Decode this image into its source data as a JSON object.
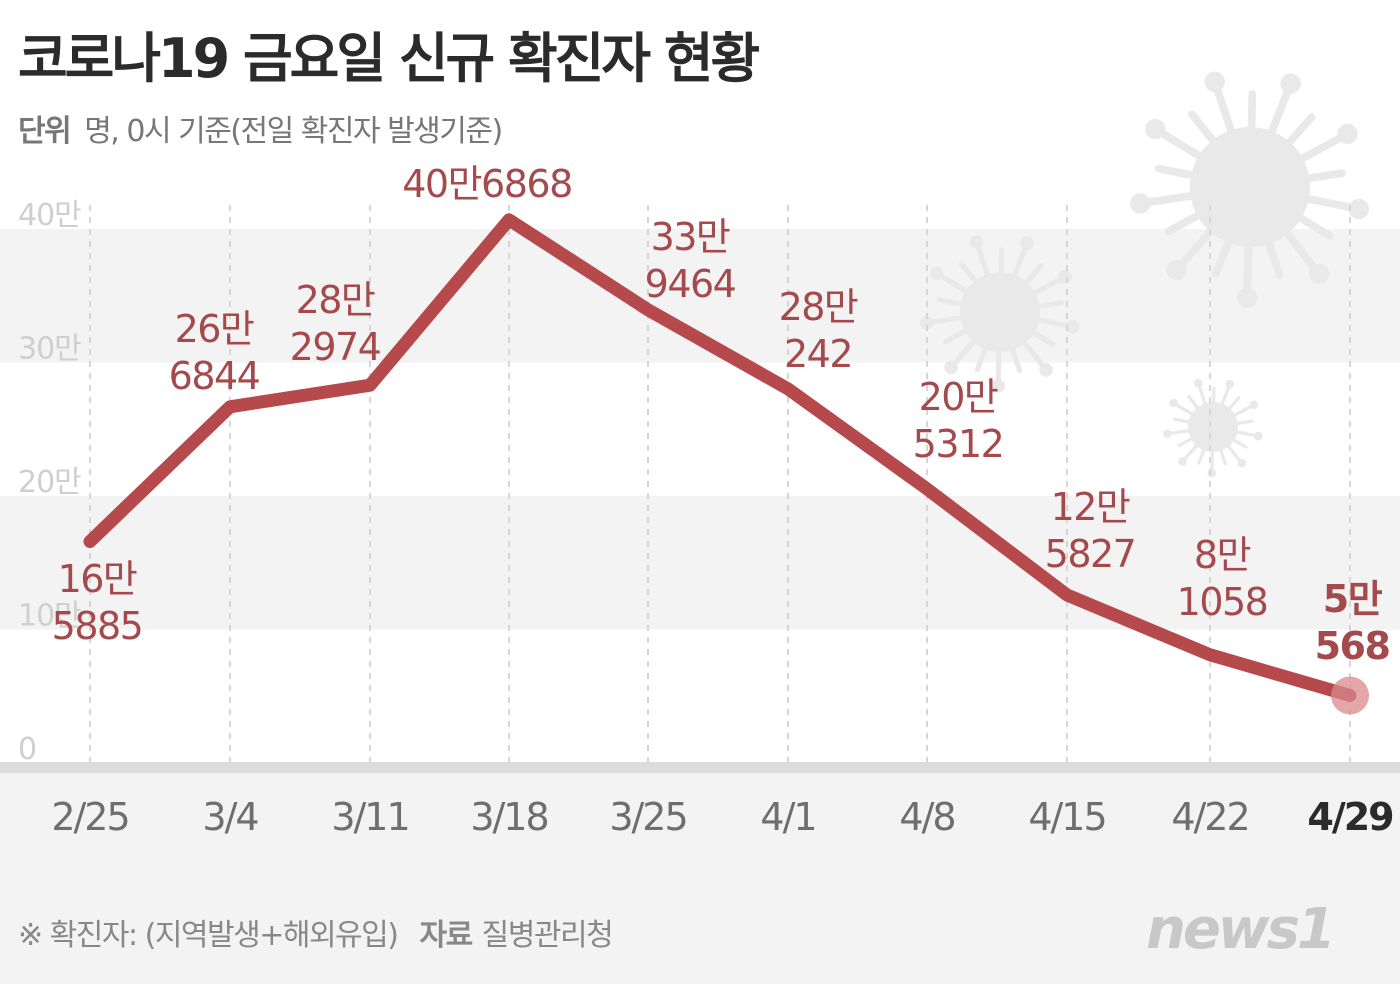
{
  "header": {
    "title": "코로나19 금요일 신규 확진자 현황",
    "unit_label": "단위",
    "unit_text": "명, 0시 기준(전일 확진자 발생기준)"
  },
  "footer": {
    "note": "※ 확진자: (지역발생+해외유입)",
    "source_label": "자료",
    "source": "질병관리청",
    "logo_text": "news1"
  },
  "colors": {
    "line": "#b5494c",
    "label": "#a44a4c",
    "band": "#f3f3f3",
    "axis_tick": "#cccccc",
    "virus": "#e9e9e9",
    "end_marker": "#d98a8e"
  },
  "chart_data": {
    "type": "line",
    "title": "코로나19 금요일 신규 확진자 현황",
    "subtitle": "단위 명, 0시 기준(전일 확진자 발생기준)",
    "xlabel": "",
    "ylabel": "명",
    "ylim": [
      0,
      400000
    ],
    "yticks": [
      0,
      100000,
      200000,
      300000,
      400000
    ],
    "ytick_labels": [
      "0",
      "10만",
      "20만",
      "30만",
      "40만"
    ],
    "grid": "alternating horizontal bands",
    "legend": "none",
    "categories": [
      "2/25",
      "3/4",
      "3/11",
      "3/18",
      "3/25",
      "4/1",
      "4/8",
      "4/15",
      "4/22",
      "4/29"
    ],
    "series": [
      {
        "name": "신규 확진자",
        "values": [
          165885,
          266844,
          282974,
          406868,
          339464,
          280242,
          205312,
          125827,
          81058,
          50568
        ],
        "labels": [
          [
            "16만",
            "5885"
          ],
          [
            "26만",
            "6844"
          ],
          [
            "28만",
            "2974"
          ],
          [
            "40만6868"
          ],
          [
            "33만",
            "9464"
          ],
          [
            "28만",
            "242"
          ],
          [
            "20만",
            "5312"
          ],
          [
            "12만",
            "5827"
          ],
          [
            "8만",
            "1058"
          ],
          [
            "5만",
            "568"
          ]
        ]
      }
    ],
    "highlight": "4/29"
  }
}
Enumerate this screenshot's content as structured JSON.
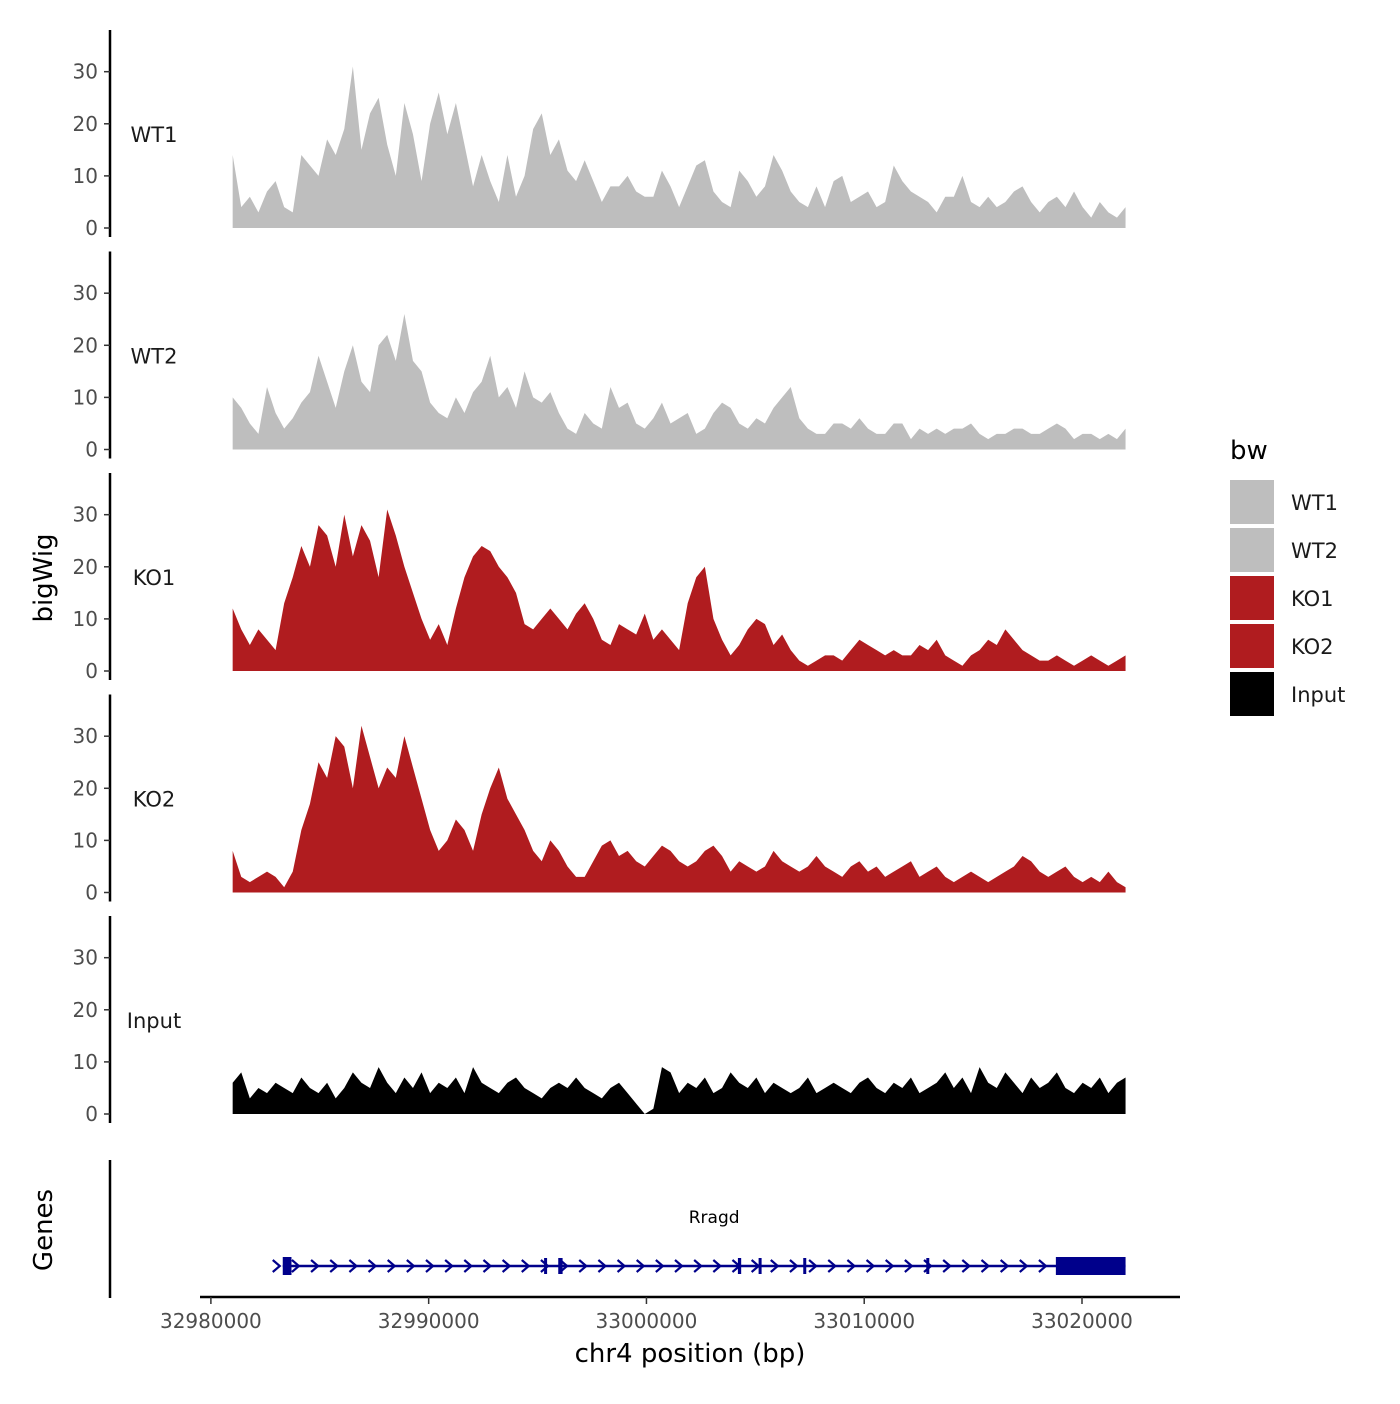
{
  "chart_data": {
    "type": "area",
    "ylabel": "bigWig",
    "xlabel": "chr4 position (bp)",
    "genes_label": "Genes",
    "x_range": [
      32981000,
      33022000
    ],
    "xlim": [
      32979500,
      33024500
    ],
    "ylim": [
      0,
      38
    ],
    "y_ticks": [
      {
        "value": 0,
        "label": "0"
      },
      {
        "value": 10,
        "label": "10"
      },
      {
        "value": 20,
        "label": "20"
      },
      {
        "value": 30,
        "label": "30"
      }
    ],
    "x_ticks": [
      {
        "value": 32980000,
        "label": "32980000"
      },
      {
        "value": 32990000,
        "label": "32990000"
      },
      {
        "value": 33000000,
        "label": "33000000"
      },
      {
        "value": 33010000,
        "label": "33010000"
      },
      {
        "value": 33020000,
        "label": "33020000"
      }
    ],
    "legend": {
      "title": "bw",
      "position": "right",
      "entries": [
        {
          "label": "WT1",
          "color": "#bebebe"
        },
        {
          "label": "WT2",
          "color": "#bebebe"
        },
        {
          "label": "KO1",
          "color": "#b01c1f"
        },
        {
          "label": "KO2",
          "color": "#b01c1f"
        },
        {
          "label": "Input",
          "color": "#000000"
        }
      ]
    },
    "series": [
      {
        "name": "WT1",
        "color": "#bebebe",
        "values": [
          14,
          4,
          6,
          3,
          7,
          9,
          4,
          3,
          14,
          12,
          10,
          17,
          14,
          19,
          31,
          15,
          22,
          25,
          16,
          10,
          24,
          18,
          9,
          20,
          26,
          18,
          24,
          16,
          8,
          14,
          9,
          5,
          14,
          6,
          10,
          19,
          22,
          14,
          17,
          11,
          9,
          13,
          9,
          5,
          8,
          8,
          10,
          7,
          6,
          6,
          11,
          8,
          4,
          8,
          12,
          13,
          7,
          5,
          4,
          11,
          9,
          6,
          8,
          14,
          11,
          7,
          5,
          4,
          8,
          4,
          9,
          10,
          5,
          6,
          7,
          4,
          5,
          12,
          9,
          7,
          6,
          5,
          3,
          6,
          6,
          10,
          5,
          4,
          6,
          4,
          5,
          7,
          8,
          5,
          3,
          5,
          6,
          4,
          7,
          4,
          2,
          5,
          3,
          2,
          4
        ]
      },
      {
        "name": "WT2",
        "color": "#bebebe",
        "values": [
          10,
          8,
          5,
          3,
          12,
          7,
          4,
          6,
          9,
          11,
          18,
          13,
          8,
          15,
          20,
          13,
          11,
          20,
          22,
          17,
          26,
          17,
          15,
          9,
          7,
          6,
          10,
          7,
          11,
          13,
          18,
          10,
          12,
          8,
          15,
          10,
          9,
          11,
          7,
          4,
          3,
          7,
          5,
          4,
          12,
          8,
          9,
          5,
          4,
          6,
          9,
          5,
          6,
          7,
          3,
          4,
          7,
          9,
          8,
          5,
          4,
          6,
          5,
          8,
          10,
          12,
          6,
          4,
          3,
          3,
          5,
          5,
          4,
          6,
          4,
          3,
          3,
          5,
          5,
          2,
          4,
          3,
          4,
          3,
          4,
          4,
          5,
          3,
          2,
          3,
          3,
          4,
          4,
          3,
          3,
          4,
          5,
          4,
          2,
          3,
          3,
          2,
          3,
          2,
          4
        ]
      },
      {
        "name": "KO1",
        "color": "#b01c1f",
        "values": [
          12,
          8,
          5,
          8,
          6,
          4,
          13,
          18,
          24,
          20,
          28,
          26,
          20,
          30,
          22,
          28,
          25,
          18,
          31,
          26,
          20,
          15,
          10,
          6,
          9,
          5,
          12,
          18,
          22,
          24,
          23,
          20,
          18,
          15,
          9,
          8,
          10,
          12,
          10,
          8,
          11,
          13,
          10,
          6,
          5,
          9,
          8,
          7,
          11,
          6,
          8,
          6,
          4,
          13,
          18,
          20,
          10,
          6,
          3,
          5,
          8,
          10,
          9,
          5,
          7,
          4,
          2,
          1,
          2,
          3,
          3,
          2,
          4,
          6,
          5,
          4,
          3,
          4,
          3,
          3,
          5,
          4,
          6,
          3,
          2,
          1,
          3,
          4,
          6,
          5,
          8,
          6,
          4,
          3,
          2,
          2,
          3,
          2,
          1,
          2,
          3,
          2,
          1,
          2,
          3
        ]
      },
      {
        "name": "KO2",
        "color": "#b01c1f",
        "values": [
          8,
          3,
          2,
          3,
          4,
          3,
          1,
          4,
          12,
          17,
          25,
          22,
          30,
          28,
          20,
          32,
          26,
          20,
          24,
          22,
          30,
          24,
          18,
          12,
          8,
          10,
          14,
          12,
          8,
          15,
          20,
          24,
          18,
          15,
          12,
          8,
          6,
          10,
          8,
          5,
          3,
          3,
          6,
          9,
          10,
          7,
          8,
          6,
          5,
          7,
          9,
          8,
          6,
          5,
          6,
          8,
          9,
          7,
          4,
          6,
          5,
          4,
          5,
          8,
          6,
          5,
          4,
          5,
          7,
          5,
          4,
          3,
          5,
          6,
          4,
          5,
          3,
          4,
          5,
          6,
          3,
          4,
          5,
          3,
          2,
          3,
          4,
          3,
          2,
          3,
          4,
          5,
          7,
          6,
          4,
          3,
          4,
          5,
          3,
          2,
          3,
          2,
          4,
          2,
          1
        ]
      },
      {
        "name": "Input",
        "color": "#000000",
        "values": [
          6,
          8,
          3,
          5,
          4,
          6,
          5,
          4,
          7,
          5,
          4,
          6,
          3,
          5,
          8,
          6,
          5,
          9,
          6,
          4,
          7,
          5,
          8,
          4,
          6,
          5,
          7,
          4,
          9,
          6,
          5,
          4,
          6,
          7,
          5,
          4,
          3,
          5,
          6,
          5,
          7,
          5,
          4,
          3,
          5,
          6,
          4,
          2,
          0,
          1,
          9,
          8,
          4,
          6,
          5,
          7,
          4,
          5,
          8,
          6,
          5,
          7,
          4,
          6,
          5,
          4,
          5,
          7,
          4,
          5,
          6,
          5,
          4,
          6,
          7,
          5,
          4,
          6,
          5,
          7,
          4,
          5,
          6,
          8,
          5,
          7,
          4,
          9,
          6,
          5,
          8,
          6,
          4,
          7,
          5,
          6,
          8,
          5,
          4,
          6,
          5,
          7,
          4,
          6,
          7
        ]
      }
    ],
    "gene": {
      "name": "Rragd",
      "color": "#00008b",
      "strand": "+",
      "start": 32983300,
      "end": 33022000,
      "exons": [
        {
          "start": 32983300,
          "end": 32983700
        },
        {
          "start": 32995300,
          "end": 32995400
        },
        {
          "start": 32995950,
          "end": 32996150
        },
        {
          "start": 33004200,
          "end": 33004350
        },
        {
          "start": 33005150,
          "end": 33005250
        },
        {
          "start": 33007200,
          "end": 33007300
        },
        {
          "start": 33012850,
          "end": 33012950
        },
        {
          "start": 33018800,
          "end": 33022000
        }
      ]
    }
  }
}
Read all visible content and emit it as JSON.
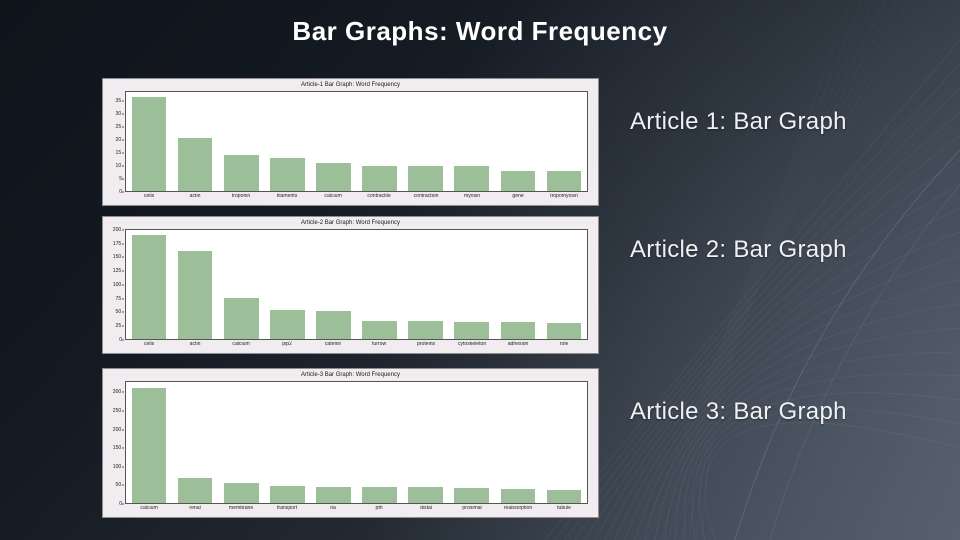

##########

# [Task]
The answer must consist of every line in the records above that contains the word "JSON".

# [Expected output]
Decode this image into its source data as a JSON object.
Enumerate this screenshot's content as structured JSON.
Read all visible content and emit it as JSON.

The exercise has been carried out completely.